#### [Problem description]
Which lines hold the word "Regional"? Show each of them.

#### [Data shown]
──────────────────────────────
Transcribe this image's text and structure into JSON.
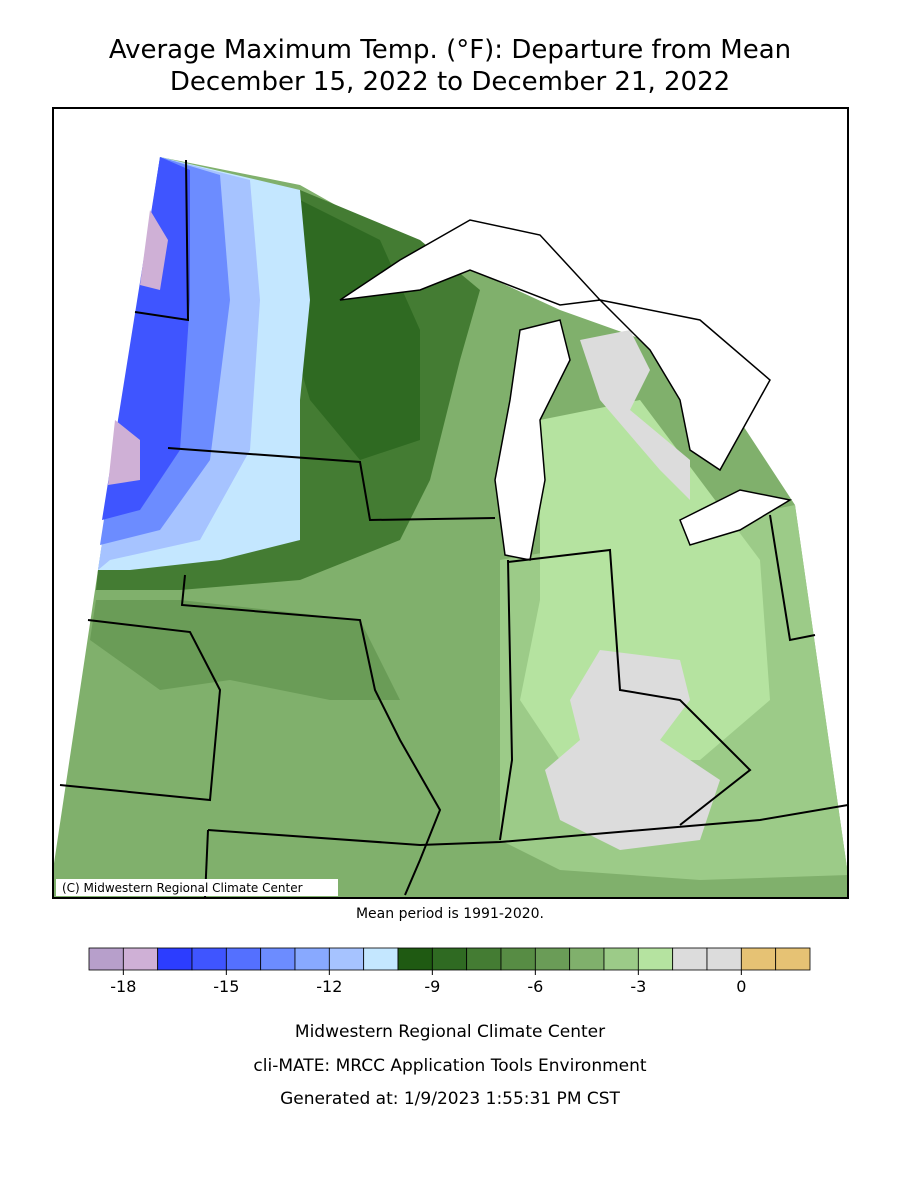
{
  "title": "Average Maximum Temp. (°F): Departure from Mean",
  "subtitle": "December 15, 2022 to December 21, 2022",
  "map": {
    "credit": "(C) Midwestern Regional Climate Center"
  },
  "note": "Mean period is 1991-2020.",
  "colorbar": {
    "bins": [
      -19,
      -18,
      -17,
      -16,
      -15,
      -14,
      -13,
      -12,
      -11,
      -10,
      -9,
      -8,
      -7,
      -6,
      -5,
      -4,
      -3,
      -2,
      -1,
      0,
      1,
      2
    ],
    "colors": [
      "#b79fcb",
      "#cfb0d6",
      "#2c3dff",
      "#3f55ff",
      "#5470ff",
      "#6c8cff",
      "#88a9ff",
      "#a6c3ff",
      "#c4e7ff",
      "#1f5a12",
      "#2f6a22",
      "#447c33",
      "#578c44",
      "#6a9c57",
      "#80b06c",
      "#9ccb88",
      "#b5e3a0",
      "#dcdcdc",
      "#dcdcdc",
      "#e6c274",
      "#e6c274"
    ],
    "ticks": [
      -18,
      -15,
      -12,
      -9,
      -6,
      -3,
      0
    ]
  },
  "footer": [
    "Midwestern Regional Climate Center",
    "cli-MATE: MRCC Application Tools Environment",
    "Generated at: 1/9/2023 1:55:31 PM CST"
  ]
}
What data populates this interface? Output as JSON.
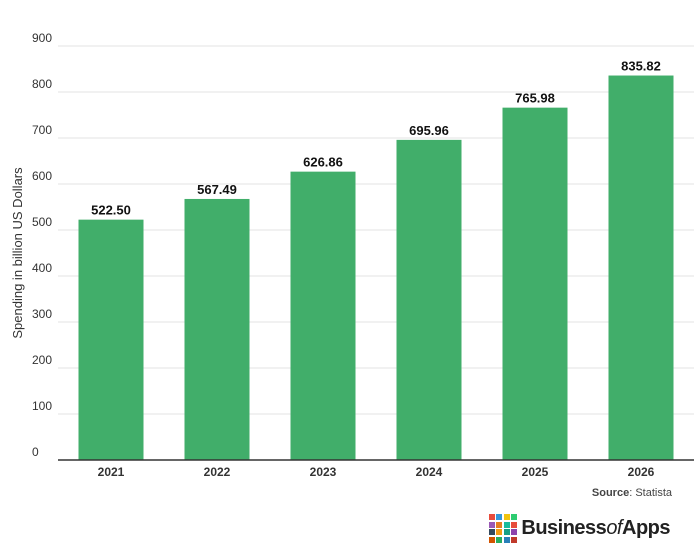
──────────────────────────────
#### [Answer to this task]
    "credit": "(C) Midwestern Regional Climate Center"
    "Midwestern Regional Climate Center",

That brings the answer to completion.